> _Stated task_
Give the number of lines that include the string "dokonalosti", nothing more.

> _Information provided_
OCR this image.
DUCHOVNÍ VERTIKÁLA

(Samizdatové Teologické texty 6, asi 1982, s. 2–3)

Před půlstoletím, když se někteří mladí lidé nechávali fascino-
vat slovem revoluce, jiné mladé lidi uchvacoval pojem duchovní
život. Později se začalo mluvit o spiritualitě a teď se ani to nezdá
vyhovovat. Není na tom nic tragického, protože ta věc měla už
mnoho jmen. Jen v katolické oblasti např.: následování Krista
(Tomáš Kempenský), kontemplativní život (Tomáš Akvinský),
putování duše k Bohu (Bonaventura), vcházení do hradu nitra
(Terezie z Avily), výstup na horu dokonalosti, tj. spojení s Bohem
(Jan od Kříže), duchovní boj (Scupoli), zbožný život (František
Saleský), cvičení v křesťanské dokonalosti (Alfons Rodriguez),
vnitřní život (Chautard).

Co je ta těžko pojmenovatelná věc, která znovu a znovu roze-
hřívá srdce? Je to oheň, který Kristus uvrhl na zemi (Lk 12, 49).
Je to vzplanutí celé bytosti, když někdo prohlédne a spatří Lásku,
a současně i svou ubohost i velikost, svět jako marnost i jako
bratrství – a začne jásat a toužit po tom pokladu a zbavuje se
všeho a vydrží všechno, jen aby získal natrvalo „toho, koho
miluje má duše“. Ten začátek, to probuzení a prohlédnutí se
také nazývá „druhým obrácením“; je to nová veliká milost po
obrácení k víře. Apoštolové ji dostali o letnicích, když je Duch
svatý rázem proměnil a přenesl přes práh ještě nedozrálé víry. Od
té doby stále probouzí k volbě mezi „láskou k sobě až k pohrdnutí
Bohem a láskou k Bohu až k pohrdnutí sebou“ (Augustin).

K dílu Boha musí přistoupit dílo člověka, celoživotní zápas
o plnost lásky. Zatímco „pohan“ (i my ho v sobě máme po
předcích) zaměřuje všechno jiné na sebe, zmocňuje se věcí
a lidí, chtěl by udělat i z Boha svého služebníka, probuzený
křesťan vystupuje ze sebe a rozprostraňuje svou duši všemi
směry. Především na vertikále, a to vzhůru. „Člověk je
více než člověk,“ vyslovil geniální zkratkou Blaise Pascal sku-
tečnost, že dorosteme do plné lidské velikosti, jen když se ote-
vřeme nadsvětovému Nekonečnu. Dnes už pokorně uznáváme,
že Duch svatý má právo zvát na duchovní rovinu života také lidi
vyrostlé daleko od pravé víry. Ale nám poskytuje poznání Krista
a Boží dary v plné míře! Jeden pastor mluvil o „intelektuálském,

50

> _Response to the task_
2